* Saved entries
^^^^
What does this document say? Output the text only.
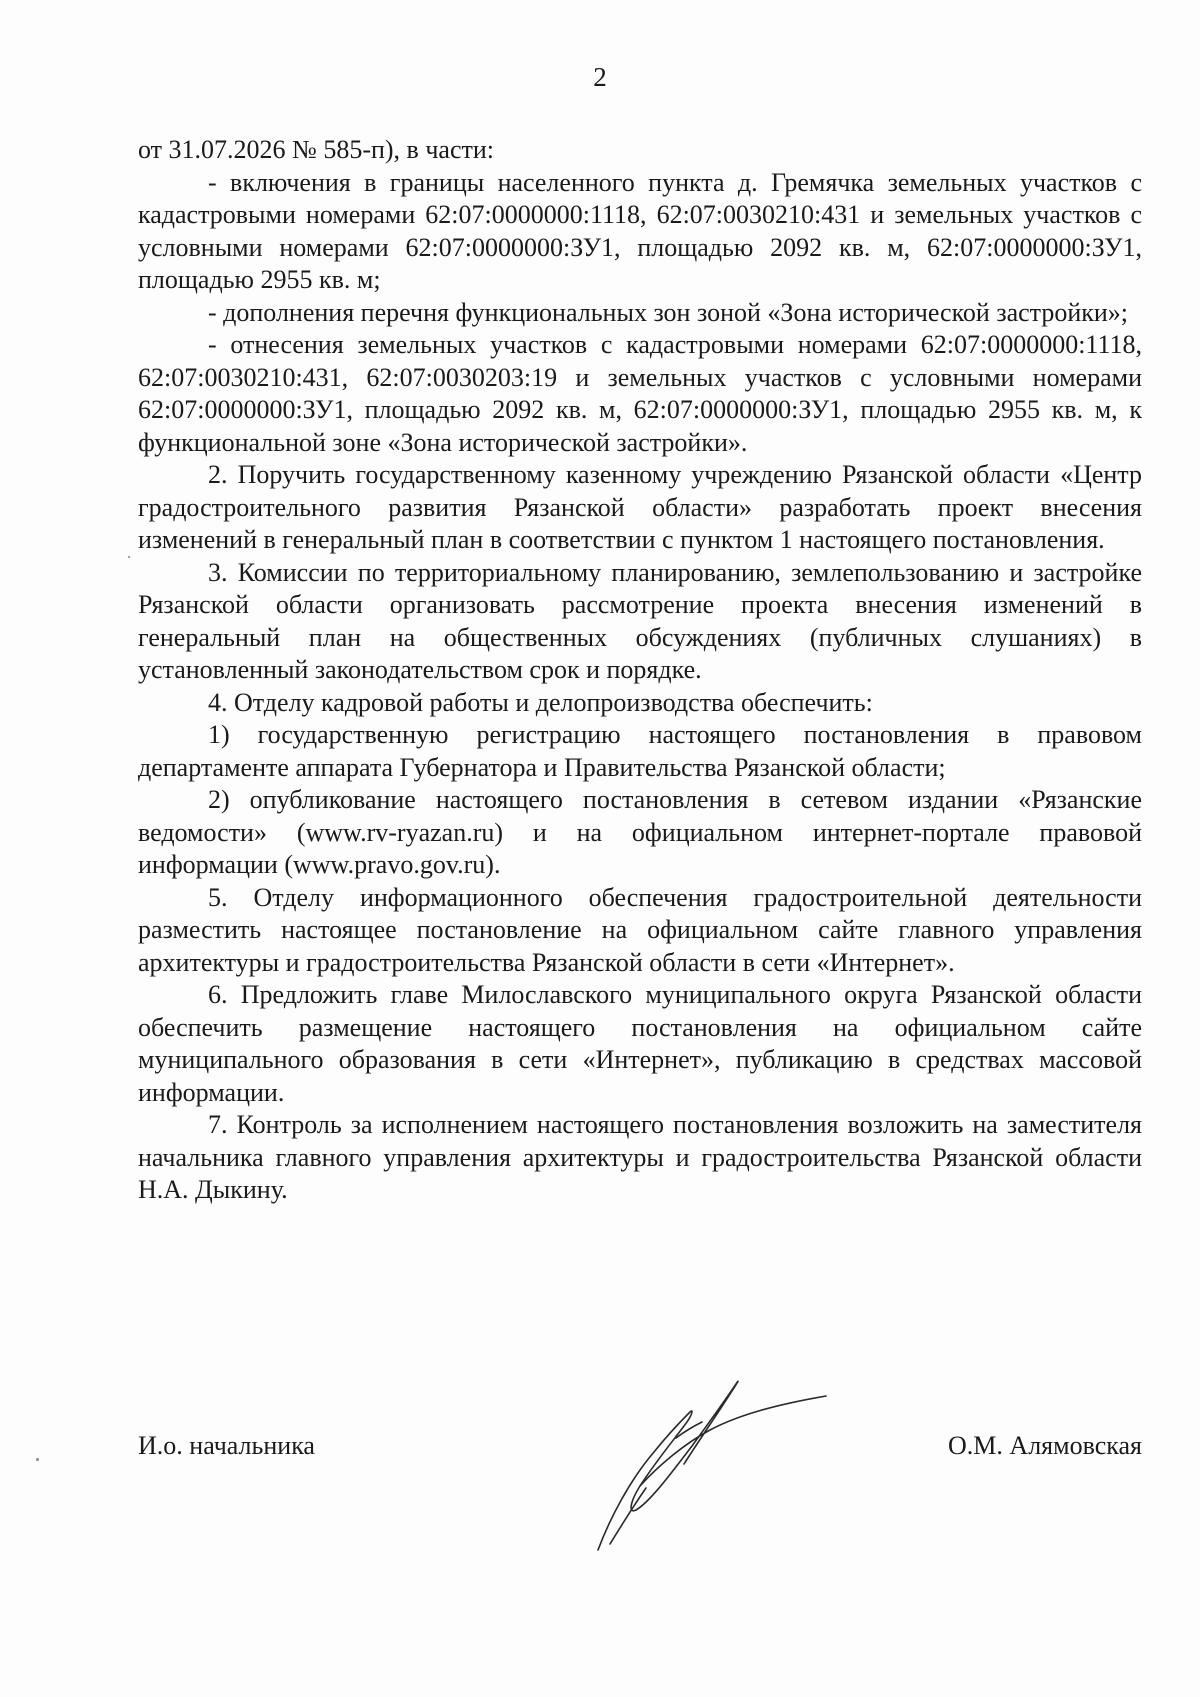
2

от 31.07.2026 № 585-п), в части:

- включения в границы населенного пункта д. Гремячка земельных участков с кадастровыми номерами 62:07:0000000:1118, 62:07:0030210:431 и земельных участков с условными номерами 62:07:0000000:ЗУ1, площадью 2092 кв. м, 62:07:0000000:ЗУ1, площадью 2955 кв. м;

- дополнения перечня функциональных зон зоной «Зона исторической застройки»;

- отнесения земельных участков с кадастровыми номерами 62:07:0000000:1118, 62:07:0030210:431, 62:07:0030203:19 и земельных участков с условными номерами 62:07:0000000:ЗУ1, площадью 2092 кв. м, 62:07:0000000:ЗУ1, площадью 2955 кв. м, к функциональной зоне «Зона исторической застройки».

2. Поручить государственному казенному учреждению Рязанской области «Центр градостроительного развития Рязанской области» разработать проект внесения изменений в генеральный план в соответствии с пунктом 1 настоящего постановления.

3. Комиссии по территориальному планированию, землепользованию и застройке Рязанской области организовать рассмотрение проекта внесения изменений в генеральный план на общественных обсуждениях (публичных слушаниях) в установленный законодательством срок и порядке.

4. Отделу кадровой работы и делопроизводства обеспечить:

1) государственную регистрацию настоящего постановления в правовом департаменте аппарата Губернатора и Правительства Рязанской области;

2) опубликование настоящего постановления в сетевом издании «Рязанские ведомости» (www.rv-ryazan.ru) и на официальном интернет-портале правовой информации (www.pravo.gov.ru).

5. Отделу информационного обеспечения градостроительной деятельности разместить настоящее постановление на официальном сайте главного управления архитектуры и градостроительства Рязанской области в сети «Интернет».

6. Предложить главе Милославского муниципального округа Рязанской области обеспечить размещение настоящего постановления на официальном сайте муниципального образования в сети «Интернет», публикацию в средствах массовой информации.

7. Контроль за исполнением настоящего постановления возложить на заместителя начальника главного управления архитектуры и градостроительства Рязанской области Н.А. Дыкину.

И.о. начальника	О.М. Алямовская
^^^^
* Exercise objective
Every entry above is to be set down exactly; the pictures are to be left out.

* Expected answer
What does this document say? Output the text only.
2

от 31.07.2026 № 585-п), в части:

- включения в границы населенного пункта д. Гремячка земельных участков с кадастровыми номерами 62:07:0000000:1118, 62:07:0030210:431 и земельных участков с условными номерами 62:07:0000000:ЗУ1, площадью 2092 кв. м, 62:07:0000000:ЗУ1, площадью 2955 кв. м;

- дополнения перечня функциональных зон зоной «Зона исторической застройки»;

- отнесения земельных участков с кадастровыми номерами 62:07:0000000:1118, 62:07:0030210:431, 62:07:0030203:19 и земельных участков с условными номерами 62:07:0000000:ЗУ1, площадью 2092 кв. м, 62:07:0000000:ЗУ1, площадью 2955 кв. м, к функциональной зоне «Зона исторической застройки».

2. Поручить государственному казенному учреждению Рязанской области «Центр градостроительного развития Рязанской области» разработать проект внесения изменений в генеральный план в соответствии с пунктом 1 настоящего постановления.

3. Комиссии по территориальному планированию, землепользованию и застройке Рязанской области организовать рассмотрение проекта внесения изменений в генеральный план на общественных обсуждениях (публичных слушаниях) в установленный законодательством срок и порядке.

4. Отделу кадровой работы и делопроизводства обеспечить:

1) государственную регистрацию настоящего постановления в правовом департаменте аппарата Губернатора и Правительства Рязанской области;

2) опубликование настоящего постановления в сетевом издании «Рязанские ведомости» (www.rv-ryazan.ru) и на официальном интернет-портале правовой информации (www.pravo.gov.ru).

5. Отделу информационного обеспечения градостроительной деятельности разместить настоящее постановление на официальном сайте главного управления архитектуры и градостроительства Рязанской области в сети «Интернет».

6. Предложить главе Милославского муниципального округа Рязанской области обеспечить размещение настоящего постановления на официальном сайте муниципального образования в сети «Интернет», публикацию в средствах массовой информации.

7. Контроль за исполнением настоящего постановления возложить на заместителя начальника главного управления архитектуры и градостроительства Рязанской области Н.А. Дыкину.

И.о. начальника	О.М. Алямовская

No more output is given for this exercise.